» JOB:
Reproduce the data beginning at the line that contains "Bar xyxy=(69,50,103,395)" and stopping after the line that contains "Localize all elements.", with "FancyBboxPatch" replaced by "Rectangle" and everything else left unchanged.

» DATA EXTRACT:
++++++++

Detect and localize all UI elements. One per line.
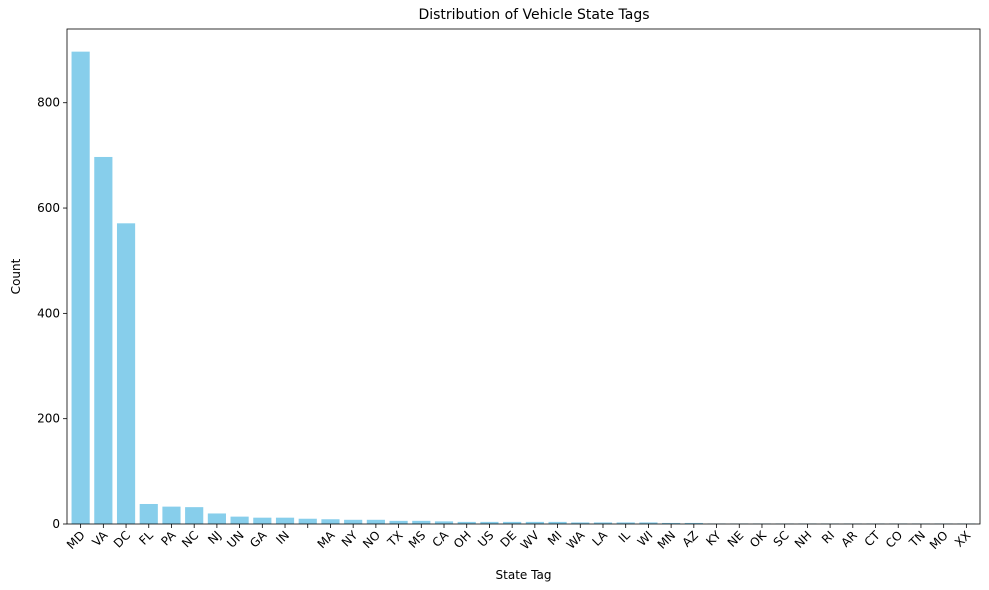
x-tick-label: CT [862, 528, 883, 549]
y-axis-label: Count [9, 258, 23, 294]
x-tick-label: WA [564, 528, 588, 552]
y-tick-label: 800 [37, 96, 60, 110]
y-tick-label: 0 [52, 517, 60, 531]
x-tick-label: MI [545, 528, 565, 548]
bar-NO [366, 519, 385, 524]
x-tick-label: MN [655, 528, 679, 552]
y-tick-label: 600 [37, 201, 60, 215]
bar-OH [457, 521, 476, 524]
x-tick-label: NE [725, 528, 747, 550]
bar-US [480, 521, 499, 524]
x-tick-label: XX [952, 528, 974, 550]
chart-title: Distribution of Vehicle State Tags [418, 7, 649, 23]
x-tick-label: CO [883, 528, 906, 551]
x-tick-label: MD [64, 528, 88, 552]
x-tick-label: OH [451, 528, 474, 551]
x-tick-label: NH [792, 528, 815, 551]
x-tick-label: NJ [205, 528, 224, 547]
bar-MN [662, 522, 681, 524]
x-tick-label: DE [497, 528, 519, 550]
x-tick-label: NC [179, 528, 201, 550]
x-tick-label: AZ [679, 528, 701, 550]
x-tick-label: MA [315, 528, 339, 552]
bar-NJ [207, 513, 226, 524]
x-tick-label: IL [616, 528, 633, 545]
bar-NC [185, 507, 204, 524]
x-tick-label: NO [360, 528, 383, 551]
x-tick-label: IN [273, 528, 292, 547]
bar-IN [275, 517, 295, 524]
x-tick-label: WI [635, 528, 656, 549]
x-tick-label: RI [819, 528, 837, 546]
bar-MS [412, 520, 431, 524]
x-tick-label: TN [906, 528, 928, 550]
bars-group [71, 51, 976, 524]
bar-DC [116, 223, 136, 524]
bar-IL [616, 522, 635, 524]
bar-WI [639, 522, 658, 524]
bar-DE [503, 521, 522, 524]
bar-GA [253, 517, 272, 524]
x-tick-label: WV [518, 528, 543, 553]
bar-FL [139, 503, 158, 524]
bar-blank-10 [298, 518, 317, 524]
bar-TX [389, 520, 408, 524]
x-tick-label: FL [136, 528, 156, 548]
x-tick-label: GA [247, 528, 270, 551]
bar-MI [548, 521, 567, 524]
x-tick-label: US [475, 528, 497, 550]
x-tick-label: CA [429, 528, 451, 550]
y-tick-label: 200 [37, 412, 60, 426]
bar-LA [593, 522, 613, 524]
bar-CA [434, 521, 454, 524]
x-tick-label: AR [838, 528, 860, 550]
x-tick-label: LA [589, 528, 610, 549]
x-tick-label: PA [158, 528, 179, 549]
x-tick-label: KY [703, 528, 724, 549]
bar-AZ [684, 522, 703, 524]
bar-UN [230, 516, 249, 524]
x-tick-label: UN [224, 528, 246, 550]
x-tick-label: VA [89, 528, 111, 550]
x-tick-label: TX [384, 528, 406, 550]
bar-WA [571, 522, 590, 524]
bar-VA [94, 156, 113, 524]
x-tick-label: SC [771, 528, 792, 549]
y-tick-label: 400 [37, 306, 60, 320]
plot-frame [66, 28, 981, 525]
y-axis-ticks: 0 200 400 600 800 [37, 96, 67, 531]
bar-WV [525, 521, 544, 524]
x-axis-label: State Tag [496, 568, 552, 582]
x-tick-label: MS [406, 528, 429, 551]
x-tick-label: OK [747, 527, 770, 550]
bar-PA [162, 506, 181, 524]
x-tick-label: NY [339, 528, 361, 550]
bar-MA [321, 519, 340, 524]
bar-MD [71, 51, 90, 524]
x-axis-ticks: MD VA DC FL PA NC NJ UN GA IN MA NY NO TX MS CA OH US DEWV… [64, 524, 974, 553]
x-tick-label: DC [111, 528, 133, 550]
x-tick-label: MO [927, 528, 951, 552]
bar-NY [344, 519, 363, 524]
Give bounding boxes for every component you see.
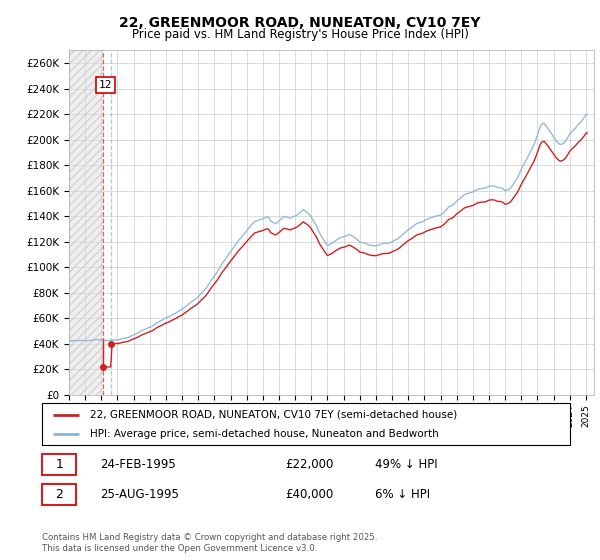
Bar xyxy=(69,50,103,395)
Text: 49% ↓ HPI: 49% ↓ HPI xyxy=(374,458,437,471)
Text: 22, GREENMOOR ROAD, NUNEATON, CV10 7EY (semi-detached house): 22, GREENMOOR ROAD, NUNEATON, CV10 7EY (… xyxy=(89,409,457,419)
Text: 1: 1 xyxy=(55,458,64,471)
Text: 22, GREENMOOR ROAD, NUNEATON, CV10 7EY: 22, GREENMOOR ROAD, NUNEATON, CV10 7EY xyxy=(119,16,481,30)
Text: £40,000: £40,000 xyxy=(285,488,333,501)
Text: 25-AUG-1995: 25-AUG-1995 xyxy=(100,488,179,501)
Text: 24-FEB-1995: 24-FEB-1995 xyxy=(100,458,176,471)
Text: HPI: Average price, semi-detached house, Nuneaton and Bedworth: HPI: Average price, semi-detached house,… xyxy=(89,429,438,439)
FancyBboxPatch shape xyxy=(42,484,76,506)
Text: 2: 2 xyxy=(55,488,64,501)
Text: 12: 12 xyxy=(99,80,112,90)
Text: Price paid vs. HM Land Registry's House Price Index (HPI): Price paid vs. HM Land Registry's House … xyxy=(131,28,469,41)
FancyBboxPatch shape xyxy=(42,454,76,475)
Text: 6% ↓ HPI: 6% ↓ HPI xyxy=(374,488,430,501)
Text: £22,000: £22,000 xyxy=(285,458,333,471)
Text: Contains HM Land Registry data © Crown copyright and database right 2025.
This d: Contains HM Land Registry data © Crown c… xyxy=(42,533,377,553)
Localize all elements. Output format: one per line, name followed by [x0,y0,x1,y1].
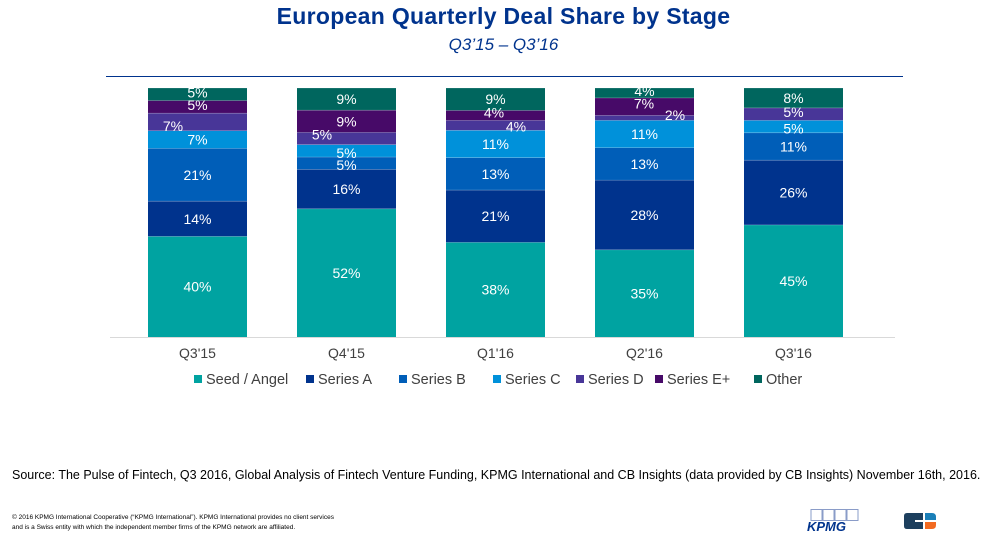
bar-segment-other [148,88,247,101]
legend-swatch [493,375,501,383]
x-tick-label: Q2'16 [626,345,663,361]
bar-segment-series-b [297,157,396,170]
data-label: 28% [630,207,658,223]
data-label: 2% [665,107,685,123]
bar-segment-series-c [446,130,545,158]
legend-swatch [576,375,584,383]
data-label: 52% [332,265,360,281]
data-label: 5% [312,127,332,143]
data-label: 7% [187,132,207,148]
legend-swatch [655,375,663,383]
data-label: 11% [482,136,509,152]
data-label: 45% [779,273,807,289]
copyright-note: © 2016 KPMG International Cooperative (“… [12,513,334,533]
bar-segment-series-e- [446,110,545,121]
data-label: 4% [506,118,526,134]
bar-segment-series-a [297,169,396,209]
legend-label: Other [766,372,802,388]
legend-label: Series C [505,372,561,388]
bar-segment-series-d [446,120,545,131]
x-tick-label: Q4'15 [328,345,365,361]
data-label: 40% [183,279,211,295]
legend-swatch [399,375,407,383]
bar-segment-series-a [744,160,843,225]
legend-label: Series D [588,372,644,388]
bar-segment-seed-angel [297,208,396,337]
data-label: 5% [336,145,356,161]
bar-segment-other [595,88,694,98]
bar-segment-seed-angel [446,242,545,337]
bar-segment-series-e- [148,100,247,114]
source-note: Source: The Pulse of Fintech, Q3 2016, G… [12,468,981,482]
data-label: 5% [783,104,803,120]
bar-segment-series-d [297,132,396,145]
data-label: 21% [183,167,211,183]
bar-segment-series-c [595,120,694,148]
data-label: 26% [779,185,807,201]
data-label: 11% [780,139,807,155]
bar-segment-series-b [744,132,843,161]
x-tick-label: Q1'16 [477,345,514,361]
data-label: 7% [634,96,654,112]
title-divider [106,76,903,77]
bar-segment-seed-angel [595,249,694,337]
legend-label: Series B [411,372,466,388]
data-label: 9% [336,113,356,129]
bar-segment-series-c [148,130,247,149]
bar-segment-series-c [744,120,843,133]
data-label: 9% [336,91,356,107]
legend-label: Series A [318,372,372,388]
data-label: 16% [332,181,360,197]
legend-swatch [754,375,762,383]
data-label: 5% [336,157,356,173]
x-tick-label: Q3'15 [179,345,216,361]
bar-segment-series-b [595,147,694,181]
bar-segment-series-d [148,113,247,131]
data-label: 11% [631,126,658,142]
bar-segment-series-c [297,144,396,158]
bar-segment-seed-angel [744,224,843,337]
bar-segment-series-e- [595,97,694,116]
copyright-line-1: © 2016 KPMG International Cooperative (“… [12,514,334,521]
data-label: 13% [630,156,658,172]
chart-subtitle: Q3’15 – Q3’16 [448,35,559,54]
bar-segment-other [446,88,545,111]
bar-segment-series-b [446,157,545,191]
legend-label: Series E+ [667,372,730,388]
data-label: 4% [634,83,654,99]
data-label: 13% [481,166,509,182]
data-label: 9% [485,91,505,107]
chart-title: European Quarterly Deal Share by Stage [276,3,731,29]
data-label: 4% [484,104,504,120]
kpmg-logo: KPMG [807,509,859,533]
bar-segment-series-e- [297,110,396,133]
data-label: 7% [163,118,183,134]
data-label: 5% [187,84,207,100]
bar-segment-seed-angel [148,236,247,337]
data-label: 5% [187,97,207,113]
data-label: 38% [481,282,509,298]
data-label: 5% [783,121,803,137]
bar-segment-series-b [148,148,247,202]
data-label: 35% [630,285,658,301]
legend-label: Seed / Angel [206,372,288,388]
legend-swatch [306,375,314,383]
bar-segment-series-d [595,115,694,121]
bar-segment-series-d [744,107,843,121]
stacked-bar-chart: 40%14%21%7%7%5%5%Q3'1552%16%5%5%5%9%9%Q4… [110,83,895,388]
legend-swatch [194,375,202,383]
x-tick-label: Q3'16 [775,345,812,361]
cb-insights-logo [904,513,936,529]
bar-segment-series-a [595,180,694,250]
data-label: 8% [783,90,803,106]
data-label: 14% [183,211,211,227]
bar-segment-other [297,88,396,111]
bar-segment-other [744,88,843,108]
bar-segment-series-a [148,201,247,237]
bar-segment-series-a [446,190,545,243]
data-label: 21% [481,208,509,224]
copyright-line-2: and is a Swiss entity with which the ind… [12,524,296,531]
kpmg-logo-text: KPMG [807,519,846,533]
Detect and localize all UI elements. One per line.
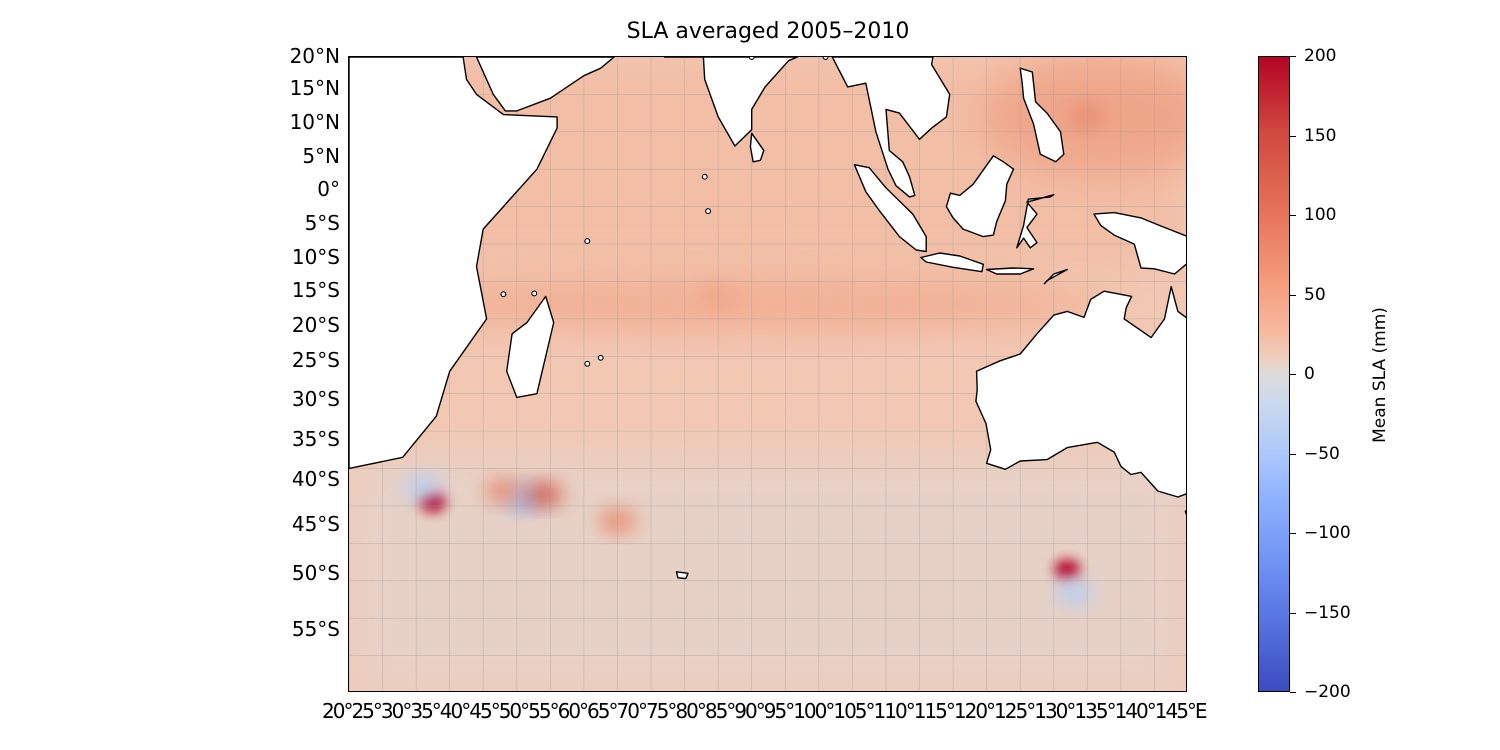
lat-tick-label: 0° bbox=[317, 177, 340, 201]
colorbar-tick-label: −150 bbox=[1304, 603, 1351, 623]
lat-tick-label: 45°S bbox=[291, 512, 340, 536]
colorbar-tick-mark bbox=[1290, 374, 1296, 375]
colorbar-tick-mark bbox=[1290, 56, 1296, 57]
landmasses bbox=[349, 57, 1186, 580]
land-new-guinea bbox=[1093, 211, 1186, 275]
colorbar-tick-mark bbox=[1290, 454, 1296, 455]
lat-tick-label: 55°S bbox=[291, 617, 340, 641]
land-sumatra bbox=[853, 164, 927, 253]
land-madagascar bbox=[506, 295, 555, 399]
land-timor bbox=[1043, 268, 1068, 285]
lat-tick-label: 20°S bbox=[291, 313, 340, 337]
small-island-6 bbox=[822, 57, 829, 60]
small-island-0 bbox=[584, 360, 591, 367]
sla-map bbox=[349, 57, 1186, 691]
colorbar-tick-label: −50 bbox=[1304, 444, 1340, 464]
land-borneo bbox=[945, 155, 1015, 238]
map-title: SLA averaged 2005–2010 bbox=[626, 19, 910, 44]
colorbar-tick-mark bbox=[1290, 136, 1296, 137]
lat-tick-label: 15°N bbox=[289, 76, 340, 100]
lat-tick-label: 40°S bbox=[291, 467, 340, 491]
lat-tick-label: 10°N bbox=[289, 110, 340, 134]
colorbar-tick-label: 200 bbox=[1304, 46, 1337, 66]
sla-anomaly-3 bbox=[525, 482, 562, 507]
colorbar-tick-label: 100 bbox=[1304, 205, 1337, 225]
land-philippines bbox=[1019, 67, 1065, 163]
small-island-7 bbox=[500, 291, 507, 298]
colorbar bbox=[1258, 56, 1290, 692]
sla-anomaly-6 bbox=[1054, 559, 1081, 580]
small-island-5 bbox=[748, 57, 755, 60]
colorbar-tick-label: −200 bbox=[1304, 682, 1351, 702]
lat-tick-label: 35°S bbox=[291, 427, 340, 451]
lat-tick-label: 20°N bbox=[289, 44, 340, 68]
land-java bbox=[920, 252, 984, 273]
colorbar-tick-label: −100 bbox=[1304, 523, 1351, 543]
land-australia bbox=[975, 286, 1186, 498]
small-island-8 bbox=[531, 290, 538, 297]
map-panel bbox=[348, 56, 1187, 692]
lat-tick-label: 5°N bbox=[302, 144, 340, 168]
land-lesser-sunda bbox=[985, 267, 1035, 275]
land-tasmania bbox=[1184, 510, 1186, 516]
sla-anomaly-4 bbox=[485, 478, 522, 503]
longitude-axis-labels: 20°25°30°35°40°45°50°55°60°65°70°75°80°8… bbox=[322, 699, 1208, 723]
small-island-3 bbox=[701, 173, 708, 180]
land-sri-lanka bbox=[749, 132, 765, 163]
colorbar-tick-mark bbox=[1290, 613, 1296, 614]
land-sulawesi bbox=[1016, 194, 1055, 249]
lat-tick-label: 5°S bbox=[304, 211, 340, 235]
colorbar-tick-label: 0 bbox=[1304, 364, 1315, 384]
lat-tick-label: 50°S bbox=[291, 561, 340, 585]
land-kerguelen bbox=[675, 571, 689, 580]
colorbar-tick-label: 150 bbox=[1304, 126, 1337, 146]
lat-tick-label: 30°S bbox=[291, 387, 340, 411]
sla-anomaly-1 bbox=[404, 475, 441, 500]
colorbar-label: Mean SLA (mm) bbox=[1370, 307, 1390, 443]
land-india bbox=[663, 57, 799, 147]
small-island-1 bbox=[597, 354, 604, 361]
small-island-4 bbox=[705, 208, 712, 215]
sla-anomaly-7 bbox=[1055, 579, 1092, 604]
land-arabia bbox=[475, 57, 615, 112]
land-southeast-asia bbox=[831, 57, 951, 198]
lat-tick-label: 25°S bbox=[291, 348, 340, 372]
land-africa bbox=[349, 57, 558, 470]
small-island-2 bbox=[584, 238, 591, 245]
lat-tick-label: 15°S bbox=[291, 278, 340, 302]
colorbar-tick-label: 50 bbox=[1304, 285, 1326, 305]
colorbar-tick-mark bbox=[1290, 295, 1296, 296]
colorbar-tick-mark bbox=[1290, 215, 1296, 216]
colorbar-tick-mark bbox=[1290, 692, 1296, 693]
colorbar-tick-mark bbox=[1290, 533, 1296, 534]
lat-tick-label: 10°S bbox=[291, 245, 340, 269]
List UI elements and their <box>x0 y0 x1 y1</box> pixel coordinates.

++++++++

» FINAL ANSWER:
Bar xyxy=(69,50,103,395)
Text: 49% ↓ HPI: 49% ↓ HPI xyxy=(374,458,437,471)
Text: 22, GREENMOOR ROAD, NUNEATON, CV10 7EY (semi-detached house): 22, GREENMOOR ROAD, NUNEATON, CV10 7EY (… xyxy=(89,409,457,419)
Text: 1: 1 xyxy=(55,458,64,471)
Text: 22, GREENMOOR ROAD, NUNEATON, CV10 7EY: 22, GREENMOOR ROAD, NUNEATON, CV10 7EY xyxy=(119,16,481,30)
Text: £40,000: £40,000 xyxy=(285,488,333,501)
Text: 25-AUG-1995: 25-AUG-1995 xyxy=(100,488,179,501)
Text: 24-FEB-1995: 24-FEB-1995 xyxy=(100,458,176,471)
Text: HPI: Average price, semi-detached house, Nuneaton and Bedworth: HPI: Average price, semi-detached house,… xyxy=(89,429,438,439)
Rectangle shape xyxy=(42,484,76,506)
Text: 2: 2 xyxy=(55,488,64,501)
Text: 12: 12 xyxy=(99,80,112,90)
Text: Price paid vs. HM Land Registry's House Price Index (HPI): Price paid vs. HM Land Registry's House … xyxy=(131,28,469,41)
Rectangle shape xyxy=(42,454,76,475)
Text: 6% ↓ HPI: 6% ↓ HPI xyxy=(374,488,430,501)
Text: £22,000: £22,000 xyxy=(285,458,333,471)
Text: Contains HM Land Registry data © Crown copyright and database right 2025.
This d: Contains HM Land Registry data © Crown c… xyxy=(42,533,377,553)
Localize all elements. Output format: one per line, name followed by [x0,y0,x1,y1].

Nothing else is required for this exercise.